Stored data entries
□ □ □
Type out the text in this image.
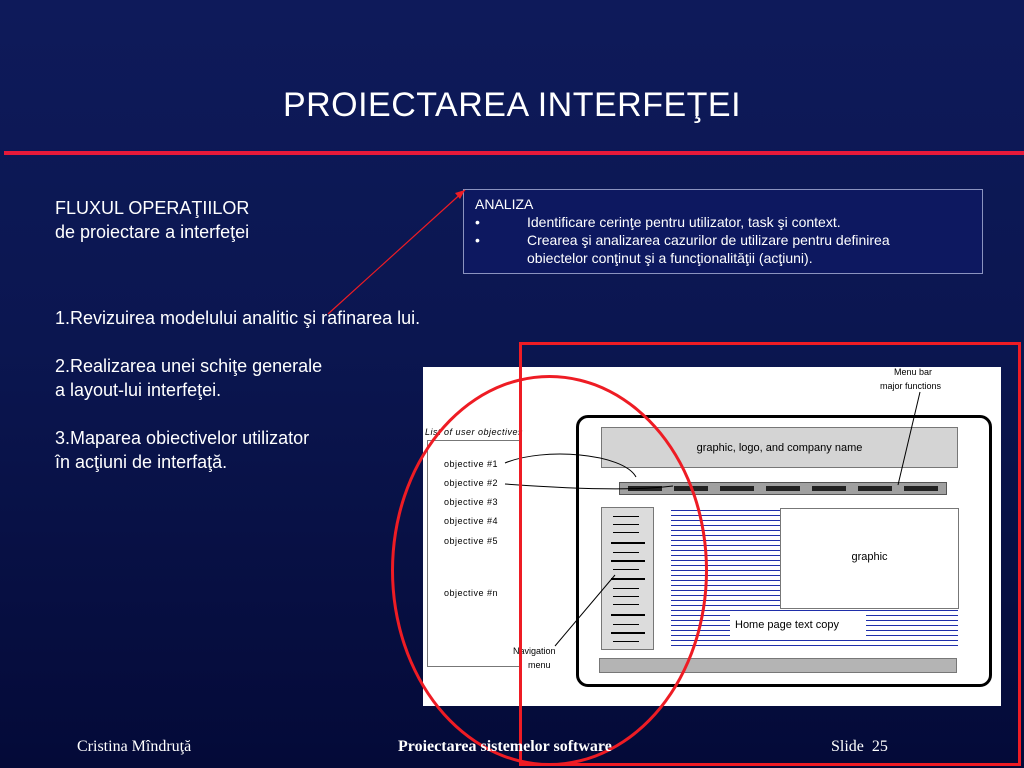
PROIECTAREA INTERFEŢEI
FLUXUL OPERAŢIILOR
de proiectare a interfeţei
1.Revizuirea modelului analitic şi rafinarea lui.
2.Realizarea unei schiţe generale
a layout-lui interfeţei.
3.Maparea obiectivelor utilizator
în acţiuni de interfaţă.
ANALIZA
•	Identificare cerinţe pentru utilizator, task şi context.
•	Crearea şi analizarea cazurilor de utilizare pentru definirea
obiectelor conţinut şi a funcţionalităţii (acţiuni).
Menu bar
major functions
List of user objectives
objective #1
objective #2
objective #3
objective #4
objective #5
objective #n
graphic, logo, and company name
graphic
Home page text copy
Navigation
menu
Cristina Mîndruţă	Proiectarea sistemelor software	Slide 25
□ □ □
Omit every picture, and otherwise quote the entries exactly.

Type out the text in this image.
PROIECTAREA INTERFEŢEI
FLUXUL OPERAŢIILOR
de proiectare a interfeţei
1.Revizuirea modelului analitic şi rafinarea lui.
2.Realizarea unei schiţe generale
a layout-lui interfeţei.
3.Maparea obiectivelor utilizator
în acţiuni de interfaţă.
ANALIZA
•	Identificare cerinţe pentru utilizator, task şi context.
•	Crearea şi analizarea cazurilor de utilizare pentru definirea
obiectelor conţinut şi a funcţionalităţii (acţiuni).
Menu bar
major functions
List of user objectives
objective #1
objective #2
objective #3
objective #4
objective #5
objective #n
graphic, logo, and company name
graphic
Home page text copy
Navigation
menu
Cristina Mîndruţă	Proiectarea sistemelor software	Slide 25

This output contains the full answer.